** Start Dataset extract **

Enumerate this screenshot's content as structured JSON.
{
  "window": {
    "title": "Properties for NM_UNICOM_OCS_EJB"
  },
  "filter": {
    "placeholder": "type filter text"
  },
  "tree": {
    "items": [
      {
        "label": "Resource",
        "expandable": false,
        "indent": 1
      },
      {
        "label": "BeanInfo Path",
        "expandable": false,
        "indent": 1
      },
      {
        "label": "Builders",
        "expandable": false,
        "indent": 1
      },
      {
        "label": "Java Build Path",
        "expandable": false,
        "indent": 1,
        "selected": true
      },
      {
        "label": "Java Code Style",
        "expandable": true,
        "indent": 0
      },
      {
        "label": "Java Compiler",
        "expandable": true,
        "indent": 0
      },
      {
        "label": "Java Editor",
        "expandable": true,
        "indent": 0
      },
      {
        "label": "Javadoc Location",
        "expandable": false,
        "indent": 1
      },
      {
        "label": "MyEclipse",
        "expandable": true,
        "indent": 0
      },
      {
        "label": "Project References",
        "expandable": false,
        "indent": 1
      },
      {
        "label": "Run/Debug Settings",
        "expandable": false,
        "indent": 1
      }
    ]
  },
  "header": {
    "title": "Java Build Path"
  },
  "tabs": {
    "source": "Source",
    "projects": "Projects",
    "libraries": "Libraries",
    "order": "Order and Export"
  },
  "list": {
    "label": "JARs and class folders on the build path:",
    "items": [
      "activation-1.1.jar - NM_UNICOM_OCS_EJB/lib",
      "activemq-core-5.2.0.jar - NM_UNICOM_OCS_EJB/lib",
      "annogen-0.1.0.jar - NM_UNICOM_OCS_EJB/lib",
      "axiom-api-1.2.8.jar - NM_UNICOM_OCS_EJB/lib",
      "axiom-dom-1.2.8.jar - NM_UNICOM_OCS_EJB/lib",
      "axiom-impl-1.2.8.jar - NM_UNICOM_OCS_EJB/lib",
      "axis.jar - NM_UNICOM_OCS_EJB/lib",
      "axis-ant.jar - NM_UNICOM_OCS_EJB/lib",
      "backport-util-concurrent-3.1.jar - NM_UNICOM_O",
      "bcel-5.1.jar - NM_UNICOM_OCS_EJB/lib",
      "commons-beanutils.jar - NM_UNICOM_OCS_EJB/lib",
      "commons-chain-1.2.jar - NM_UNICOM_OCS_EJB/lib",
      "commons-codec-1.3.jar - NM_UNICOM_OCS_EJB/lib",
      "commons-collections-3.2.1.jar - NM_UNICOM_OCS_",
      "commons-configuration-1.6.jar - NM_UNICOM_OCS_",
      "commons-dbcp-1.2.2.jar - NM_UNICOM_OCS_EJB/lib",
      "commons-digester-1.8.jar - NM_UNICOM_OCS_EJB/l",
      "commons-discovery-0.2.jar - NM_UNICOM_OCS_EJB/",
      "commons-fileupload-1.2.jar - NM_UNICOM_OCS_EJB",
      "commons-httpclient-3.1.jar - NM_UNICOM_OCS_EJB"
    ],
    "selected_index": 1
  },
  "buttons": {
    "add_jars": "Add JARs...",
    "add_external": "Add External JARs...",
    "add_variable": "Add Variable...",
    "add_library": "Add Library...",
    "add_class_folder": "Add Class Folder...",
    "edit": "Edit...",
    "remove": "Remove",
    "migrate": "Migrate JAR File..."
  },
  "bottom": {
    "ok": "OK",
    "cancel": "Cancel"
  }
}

** End Dataset extract **

**Set problem**
Identify the lines in the entries that hold "axiom" and return each one.

**Task answer**
      "axiom-api-1.2.8.jar - NM_UNICOM_OCS_EJB/lib",
      "axiom-dom-1.2.8.jar - NM_UNICOM_OCS_EJB/lib",
      "axiom-impl-1.2.8.jar - NM_UNICOM_OCS_EJB/lib",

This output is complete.